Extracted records
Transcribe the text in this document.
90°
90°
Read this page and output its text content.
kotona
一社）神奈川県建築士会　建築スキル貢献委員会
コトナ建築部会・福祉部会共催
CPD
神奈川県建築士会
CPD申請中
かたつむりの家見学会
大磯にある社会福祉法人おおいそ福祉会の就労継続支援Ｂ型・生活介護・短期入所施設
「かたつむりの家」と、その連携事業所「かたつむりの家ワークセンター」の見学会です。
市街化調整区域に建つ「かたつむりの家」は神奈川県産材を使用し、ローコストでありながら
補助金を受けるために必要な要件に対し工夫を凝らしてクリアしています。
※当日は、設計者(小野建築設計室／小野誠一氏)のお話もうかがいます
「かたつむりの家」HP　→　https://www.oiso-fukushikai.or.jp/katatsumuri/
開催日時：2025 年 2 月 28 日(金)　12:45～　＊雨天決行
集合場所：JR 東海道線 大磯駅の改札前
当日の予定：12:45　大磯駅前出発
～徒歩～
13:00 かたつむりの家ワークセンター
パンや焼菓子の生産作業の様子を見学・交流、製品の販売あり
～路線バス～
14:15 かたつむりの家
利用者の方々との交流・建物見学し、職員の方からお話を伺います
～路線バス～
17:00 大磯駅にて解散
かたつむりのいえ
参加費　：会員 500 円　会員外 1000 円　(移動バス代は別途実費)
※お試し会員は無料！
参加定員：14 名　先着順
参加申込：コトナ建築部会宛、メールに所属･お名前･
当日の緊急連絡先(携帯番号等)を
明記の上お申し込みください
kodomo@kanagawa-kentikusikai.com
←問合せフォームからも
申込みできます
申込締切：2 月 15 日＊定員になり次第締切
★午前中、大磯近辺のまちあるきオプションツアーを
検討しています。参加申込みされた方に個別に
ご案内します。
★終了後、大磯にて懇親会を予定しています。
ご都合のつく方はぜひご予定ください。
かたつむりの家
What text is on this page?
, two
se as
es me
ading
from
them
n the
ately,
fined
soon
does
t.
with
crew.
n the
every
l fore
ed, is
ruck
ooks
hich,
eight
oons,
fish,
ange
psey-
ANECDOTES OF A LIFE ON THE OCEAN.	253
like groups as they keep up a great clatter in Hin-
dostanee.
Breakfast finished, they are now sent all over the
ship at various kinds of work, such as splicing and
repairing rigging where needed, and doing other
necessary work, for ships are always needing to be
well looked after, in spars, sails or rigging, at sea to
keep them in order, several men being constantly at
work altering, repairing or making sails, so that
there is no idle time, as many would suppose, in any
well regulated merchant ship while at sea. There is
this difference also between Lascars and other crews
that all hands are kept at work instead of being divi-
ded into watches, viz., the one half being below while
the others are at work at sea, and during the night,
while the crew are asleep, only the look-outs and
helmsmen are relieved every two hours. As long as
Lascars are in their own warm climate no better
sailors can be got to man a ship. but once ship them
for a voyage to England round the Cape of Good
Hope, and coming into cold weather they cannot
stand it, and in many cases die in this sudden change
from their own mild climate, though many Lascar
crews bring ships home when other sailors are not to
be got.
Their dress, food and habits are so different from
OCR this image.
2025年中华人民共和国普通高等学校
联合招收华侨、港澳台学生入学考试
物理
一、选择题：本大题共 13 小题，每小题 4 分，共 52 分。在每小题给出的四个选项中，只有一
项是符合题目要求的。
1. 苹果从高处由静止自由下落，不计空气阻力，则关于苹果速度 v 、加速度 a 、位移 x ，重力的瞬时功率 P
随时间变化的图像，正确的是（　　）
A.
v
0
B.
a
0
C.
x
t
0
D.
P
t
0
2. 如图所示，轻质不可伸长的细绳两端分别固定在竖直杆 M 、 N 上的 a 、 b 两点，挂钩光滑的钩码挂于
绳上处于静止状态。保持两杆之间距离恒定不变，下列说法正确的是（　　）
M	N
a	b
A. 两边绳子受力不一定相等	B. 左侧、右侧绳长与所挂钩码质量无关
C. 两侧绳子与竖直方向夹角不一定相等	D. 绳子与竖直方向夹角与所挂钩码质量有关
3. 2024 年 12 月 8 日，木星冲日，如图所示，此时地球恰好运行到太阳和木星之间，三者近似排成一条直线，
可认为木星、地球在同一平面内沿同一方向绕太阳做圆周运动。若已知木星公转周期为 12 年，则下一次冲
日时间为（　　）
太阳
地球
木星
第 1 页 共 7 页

• _Exercise brief_: Each line in the entries above that includes the string "many" should be extracted.

• _Solution to the problem_:
there is no idle time, as many would suppose, in any
stand it, and in many cases die in this sudden change
from their own mild climate, though many Lascar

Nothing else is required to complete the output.